Required work → Wherever the word "title" shows up in a line, please copy that line.

Records from a data collection
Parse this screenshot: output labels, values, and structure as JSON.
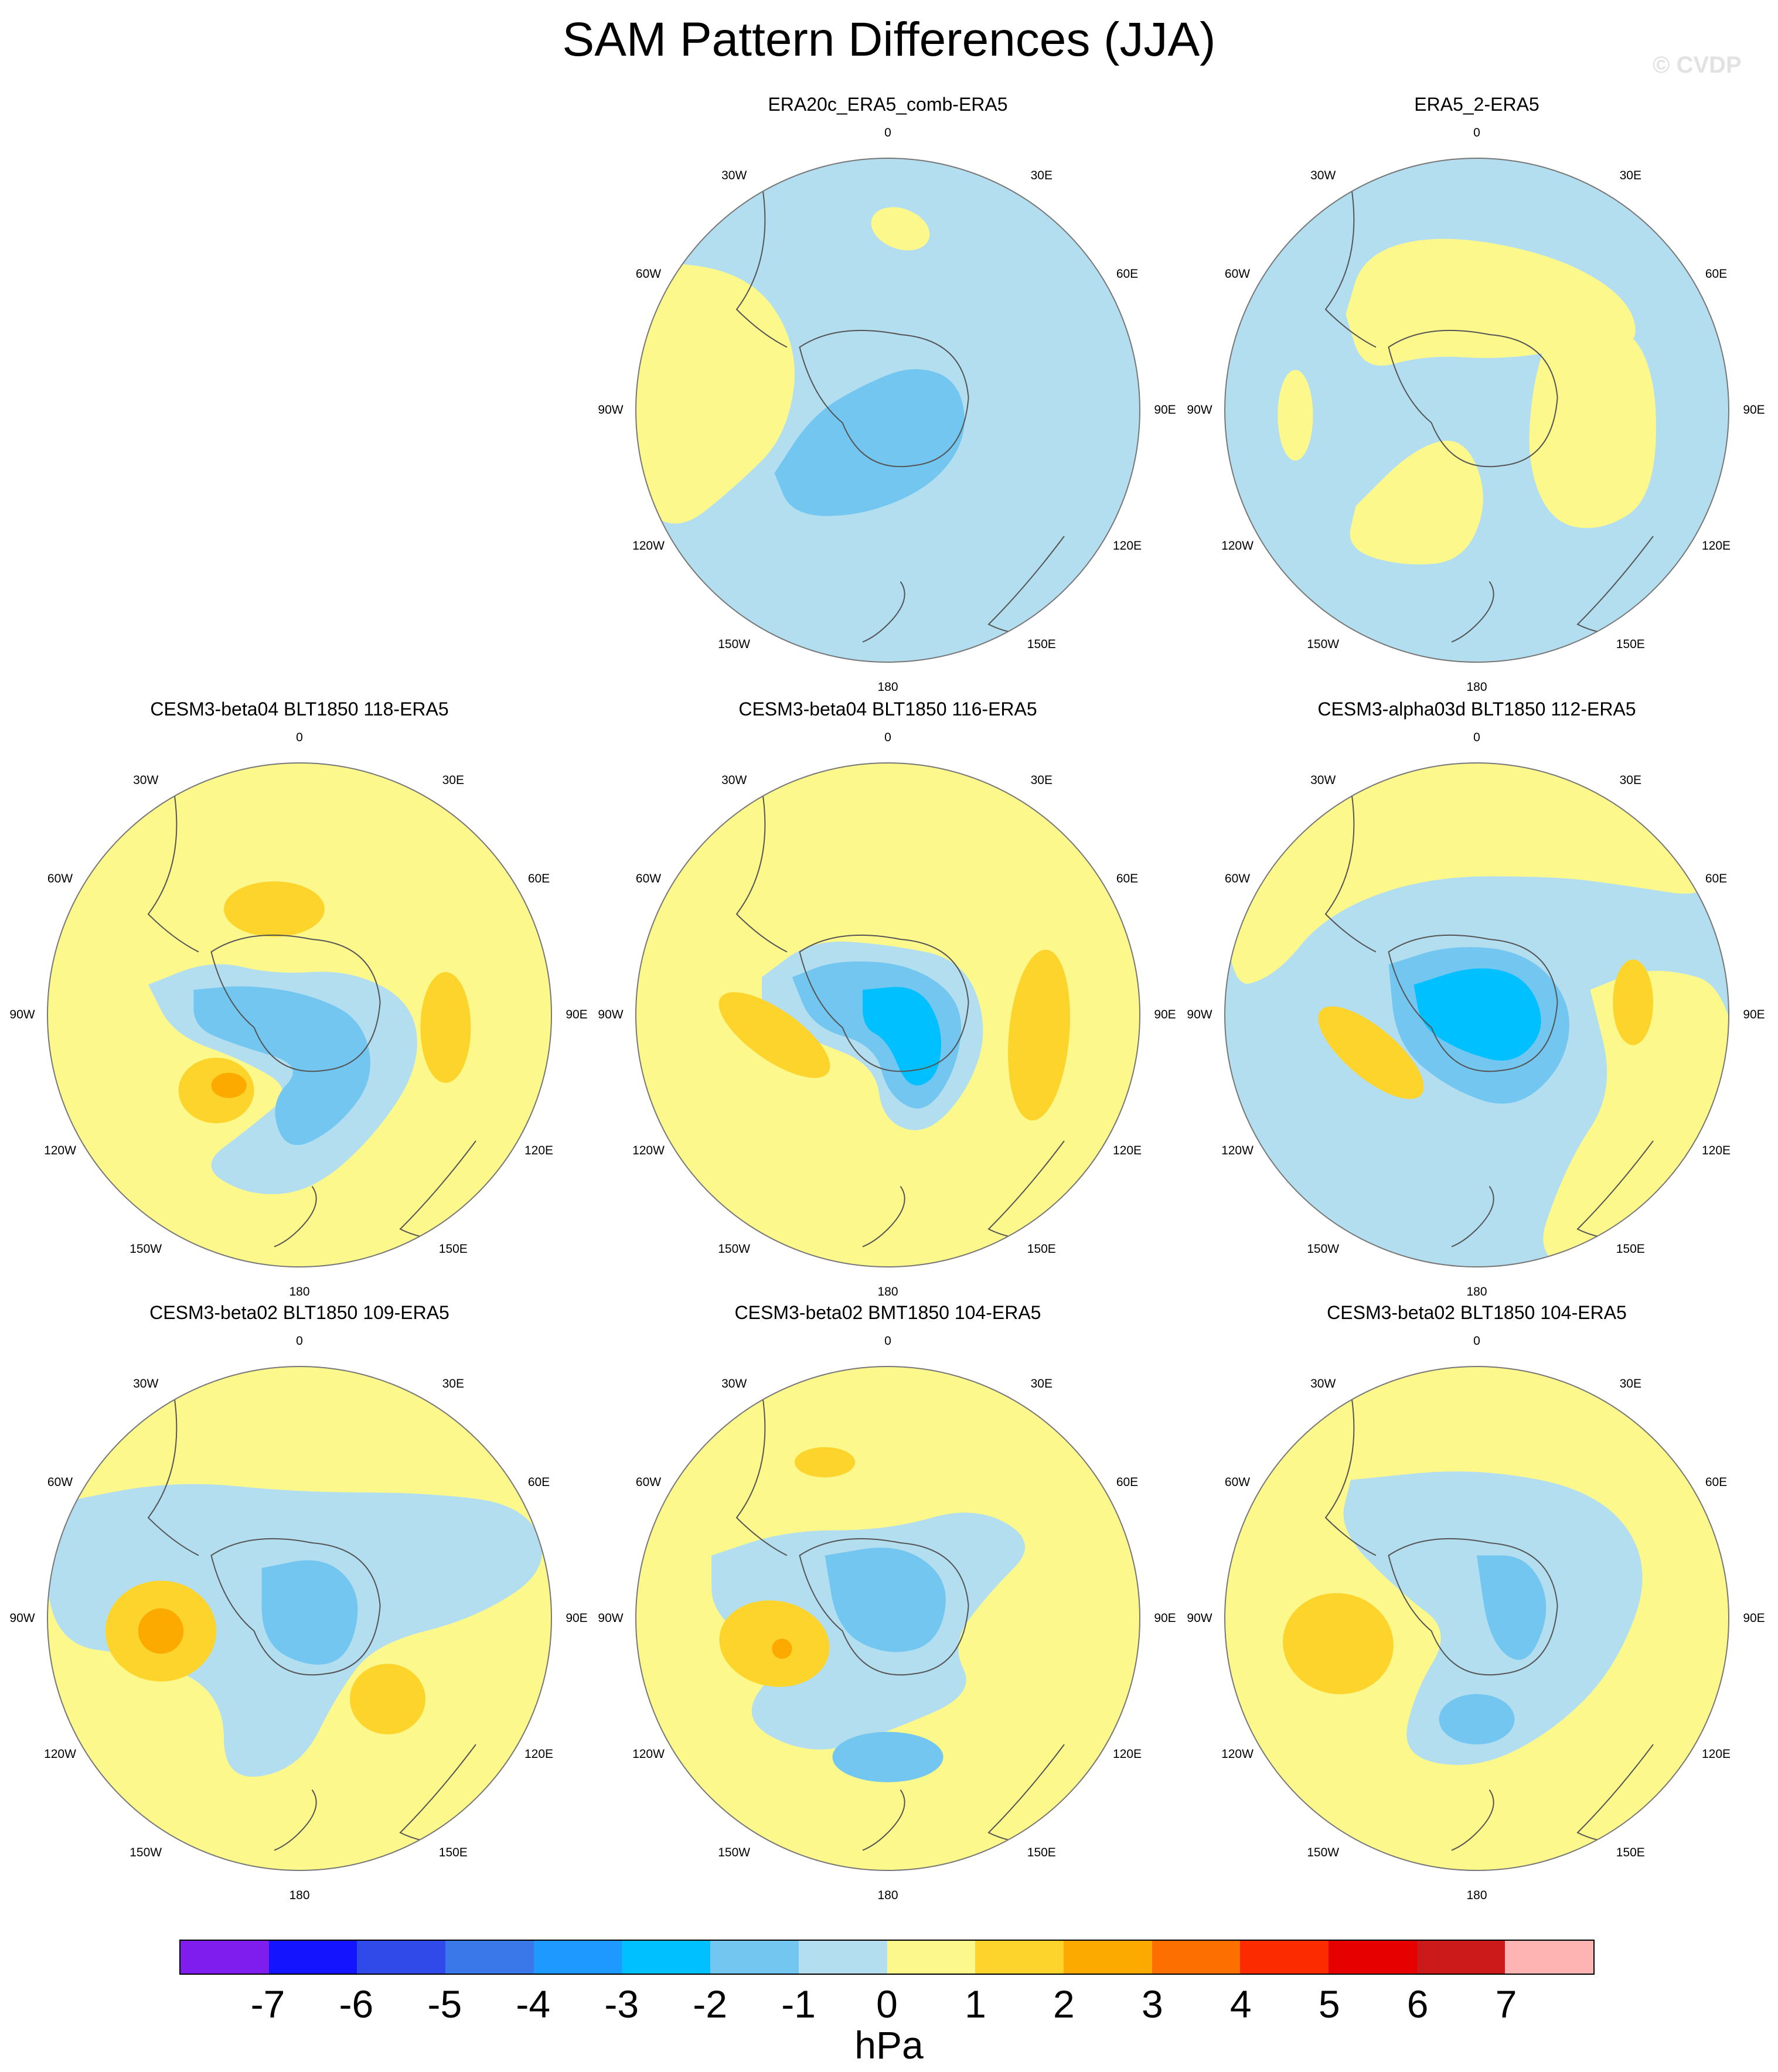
{
  "title": "SAM Pattern Differences (JJA)",
  "watermark": "© CVDP",
  "units": "hPa",
  "colorbar": {
    "colors": [
      "#7f1cee",
      "#1414ff",
      "#2f4ae8",
      "#3a78ea",
      "#1e99ff",
      "#00c0ff",
      "#72c6f0",
      "#b2def0",
      "#fcf88c",
      "#fdd42c",
      "#fdaa00",
      "#fd7000",
      "#fd2c00",
      "#e60000",
      "#cc1a1a",
      "#ffb4b4"
    ],
    "tick_labels": [
      "-7",
      "-6",
      "-5",
      "-4",
      "-3",
      "-2",
      "-1",
      "0",
      "1",
      "2",
      "3",
      "4",
      "5",
      "6",
      "7"
    ]
  },
  "longitude_labels": {
    "top": "0",
    "bottom": "180",
    "w30": "30W",
    "e30": "30E",
    "w60": "60W",
    "e60": "60E",
    "w90": "90W",
    "e90": "90E",
    "w120": "120W",
    "e120": "120E",
    "w150": "150W",
    "e150": "150E"
  },
  "panels": [
    {
      "title": "ERA20c_ERA5_comb-ERA5",
      "background": "#b2def0",
      "patches": [
        {
          "value": 0.5,
          "shape": "yellow-west-sector"
        },
        {
          "value": 0.5,
          "shape": "small-yellow-north"
        },
        {
          "value": -1.5,
          "shape": "blue-center-lobe"
        }
      ]
    },
    {
      "title": "ERA5_2-ERA5",
      "background": "#b2def0",
      "patches": [
        {
          "value": 0.5,
          "shape": "yellow-north-band"
        },
        {
          "value": 0.5,
          "shape": "yellow-east-arm"
        },
        {
          "value": 0.5,
          "shape": "yellow-southwest-blob"
        },
        {
          "value": 0.5,
          "shape": "yellow-west-oval"
        }
      ]
    },
    {
      "title": "CESM3-beta04 BLT1850 118-ERA5",
      "background": "#fcf88c",
      "patches": [
        {
          "value": -0.5,
          "shape": "blue-central-band"
        },
        {
          "value": -1.5,
          "shape": "blue-center-core"
        },
        {
          "value": 1.5,
          "shape": "orange-north"
        },
        {
          "value": 1.5,
          "shape": "orange-east"
        },
        {
          "value": 1.5,
          "shape": "orange-southwest"
        },
        {
          "value": 2.5,
          "shape": "dark-orange-southwest"
        }
      ]
    },
    {
      "title": "CESM3-beta04 BLT1850 116-ERA5",
      "background": "#fcf88c",
      "patches": [
        {
          "value": -0.5,
          "shape": "blue-halo"
        },
        {
          "value": -1.5,
          "shape": "blue-mid"
        },
        {
          "value": -2.5,
          "shape": "cyan-core"
        },
        {
          "value": 1.5,
          "shape": "orange-east-band"
        },
        {
          "value": 1.5,
          "shape": "orange-west-band"
        }
      ]
    },
    {
      "title": "CESM3-alpha03d BLT1850 112-ERA5",
      "background": "#b2def0",
      "patches": [
        {
          "value": 0.5,
          "shape": "yellow-north"
        },
        {
          "value": 0.5,
          "shape": "yellow-southeast"
        },
        {
          "value": -1.5,
          "shape": "blue-mid"
        },
        {
          "value": -2.5,
          "shape": "cyan-core"
        },
        {
          "value": 1.5,
          "shape": "orange-east-oval"
        },
        {
          "value": 1.5,
          "shape": "orange-west-band"
        }
      ]
    },
    {
      "title": "CESM3-beta02 BLT1850 109-ERA5",
      "background": "#fcf88c",
      "patches": [
        {
          "value": -0.5,
          "shape": "blue-band"
        },
        {
          "value": -1.5,
          "shape": "blue-center"
        },
        {
          "value": 1.5,
          "shape": "orange-west"
        },
        {
          "value": 2.5,
          "shape": "dark-orange-west"
        },
        {
          "value": 1.5,
          "shape": "orange-southeast"
        }
      ]
    },
    {
      "title": "CESM3-beta02 BMT1850 104-ERA5",
      "background": "#fcf88c",
      "patches": [
        {
          "value": -0.5,
          "shape": "blue-band"
        },
        {
          "value": -1.5,
          "shape": "blue-center"
        },
        {
          "value": -1.5,
          "shape": "blue-south"
        },
        {
          "value": 1.5,
          "shape": "orange-north"
        },
        {
          "value": 1.5,
          "shape": "orange-west"
        },
        {
          "value": 2.5,
          "shape": "dark-orange-west"
        }
      ]
    },
    {
      "title": "CESM3-beta02 BLT1850 104-ERA5",
      "background": "#fcf88c",
      "patches": [
        {
          "value": -0.5,
          "shape": "blue-band"
        },
        {
          "value": -1.5,
          "shape": "blue-center"
        },
        {
          "value": -1.5,
          "shape": "blue-south"
        },
        {
          "value": 1.5,
          "shape": "orange-west"
        }
      ]
    }
  ]
}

The reply →
  "title": "SAM Pattern Differences (JJA)",
      "title": "ERA20c_ERA5_comb-ERA5",
      "title": "ERA5_2-ERA5",
      "title": "CESM3-beta04 BLT1850 118-ERA5",
      "title": "CESM3-beta04 BLT1850 116-ERA5",
      "title": "CESM3-alpha03d BLT1850 112-ERA5",
      "title": "CESM3-beta02 BLT1850 109-ERA5",
      "title": "CESM3-beta02 BMT1850 104-ERA5",
      "title": "CESM3-beta02 BLT1850 104-ERA5",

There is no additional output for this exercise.